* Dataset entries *
━━━━━━━━

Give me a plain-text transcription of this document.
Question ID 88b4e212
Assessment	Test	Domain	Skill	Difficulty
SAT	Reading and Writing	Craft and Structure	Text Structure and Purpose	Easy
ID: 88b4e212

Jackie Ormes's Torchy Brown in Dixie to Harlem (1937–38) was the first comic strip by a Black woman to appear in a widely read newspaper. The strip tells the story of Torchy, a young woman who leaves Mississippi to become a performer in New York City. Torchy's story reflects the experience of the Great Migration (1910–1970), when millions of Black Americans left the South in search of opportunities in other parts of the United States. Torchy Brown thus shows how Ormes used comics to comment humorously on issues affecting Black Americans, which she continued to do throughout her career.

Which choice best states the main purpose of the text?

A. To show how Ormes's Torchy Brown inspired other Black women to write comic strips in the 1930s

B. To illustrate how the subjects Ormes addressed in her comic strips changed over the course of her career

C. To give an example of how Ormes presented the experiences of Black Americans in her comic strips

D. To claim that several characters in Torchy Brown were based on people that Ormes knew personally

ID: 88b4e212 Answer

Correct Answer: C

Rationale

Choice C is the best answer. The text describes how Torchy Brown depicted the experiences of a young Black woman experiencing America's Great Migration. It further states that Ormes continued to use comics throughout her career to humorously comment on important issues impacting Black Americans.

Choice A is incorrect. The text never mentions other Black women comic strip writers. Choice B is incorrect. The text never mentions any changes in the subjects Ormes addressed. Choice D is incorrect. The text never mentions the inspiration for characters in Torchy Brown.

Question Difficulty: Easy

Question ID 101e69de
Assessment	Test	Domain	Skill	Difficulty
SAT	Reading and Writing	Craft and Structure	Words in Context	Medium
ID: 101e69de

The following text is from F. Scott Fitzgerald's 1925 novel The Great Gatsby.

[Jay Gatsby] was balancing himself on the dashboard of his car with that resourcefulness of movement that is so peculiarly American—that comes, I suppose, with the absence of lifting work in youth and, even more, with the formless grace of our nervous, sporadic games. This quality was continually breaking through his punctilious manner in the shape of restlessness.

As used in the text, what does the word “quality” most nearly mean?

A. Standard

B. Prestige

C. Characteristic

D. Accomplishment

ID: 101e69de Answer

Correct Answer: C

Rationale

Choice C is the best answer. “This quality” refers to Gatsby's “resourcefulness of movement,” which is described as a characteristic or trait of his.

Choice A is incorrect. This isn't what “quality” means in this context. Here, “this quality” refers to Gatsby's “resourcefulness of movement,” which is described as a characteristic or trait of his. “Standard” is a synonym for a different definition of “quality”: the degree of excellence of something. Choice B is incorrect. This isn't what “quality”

━━━━━━━━

* Task brief *
Repeat the records above exactly as they appear.

* Exercise result *
Give me a plain-text transcription of this document.
Question ID 88b4e212
Assessment	Test	Domain	Skill	Difficulty
SAT	Reading and Writing	Craft and Structure	Text Structure and Purpose	Easy
ID: 88b4e212

Jackie Ormes's Torchy Brown in Dixie to Harlem (1937–38) was the first comic strip by a Black woman to appear in a widely read newspaper. The strip tells the story of Torchy, a young woman who leaves Mississippi to become a performer in New York City. Torchy's story reflects the experience of the Great Migration (1910–1970), when millions of Black Americans left the South in search of opportunities in other parts of the United States. Torchy Brown thus shows how Ormes used comics to comment humorously on issues affecting Black Americans, which she continued to do throughout her career.

Which choice best states the main purpose of the text?

A. To show how Ormes's Torchy Brown inspired other Black women to write comic strips in the 1930s

B. To illustrate how the subjects Ormes addressed in her comic strips changed over the course of her career

C. To give an example of how Ormes presented the experiences of Black Americans in her comic strips

D. To claim that several characters in Torchy Brown were based on people that Ormes knew personally

ID: 88b4e212 Answer

Correct Answer: C

Rationale

Choice C is the best answer. The text describes how Torchy Brown depicted the experiences of a young Black woman experiencing America's Great Migration. It further states that Ormes continued to use comics throughout her career to humorously comment on important issues impacting Black Americans.

Choice A is incorrect. The text never mentions other Black women comic strip writers. Choice B is incorrect. The text never mentions any changes in the subjects Ormes addressed. Choice D is incorrect. The text never mentions the inspiration for characters in Torchy Brown.

Question Difficulty: Easy

Question ID 101e69de
Assessment	Test	Domain	Skill	Difficulty
SAT	Reading and Writing	Craft and Structure	Words in Context	Medium
ID: 101e69de

The following text is from F. Scott Fitzgerald's 1925 novel The Great Gatsby.

[Jay Gatsby] was balancing himself on the dashboard of his car with that resourcefulness of movement that is so peculiarly American—that comes, I suppose, with the absence of lifting work in youth and, even more, with the formless grace of our nervous, sporadic games. This quality was continually breaking through his punctilious manner in the shape of restlessness.

As used in the text, what does the word “quality” most nearly mean?

A. Standard

B. Prestige

C. Characteristic

D. Accomplishment

ID: 101e69de Answer

Correct Answer: C

Rationale

Choice C is the best answer. “This quality” refers to Gatsby's “resourcefulness of movement,” which is described as a characteristic or trait of his.

Choice A is incorrect. This isn't what “quality” means in this context. Here, “this quality” refers to Gatsby's “resourcefulness of movement,” which is described as a characteristic or trait of his. “Standard” is a synonym for a different definition of “quality”: the degree of excellence of something. Choice B is incorrect. This isn't what “quality”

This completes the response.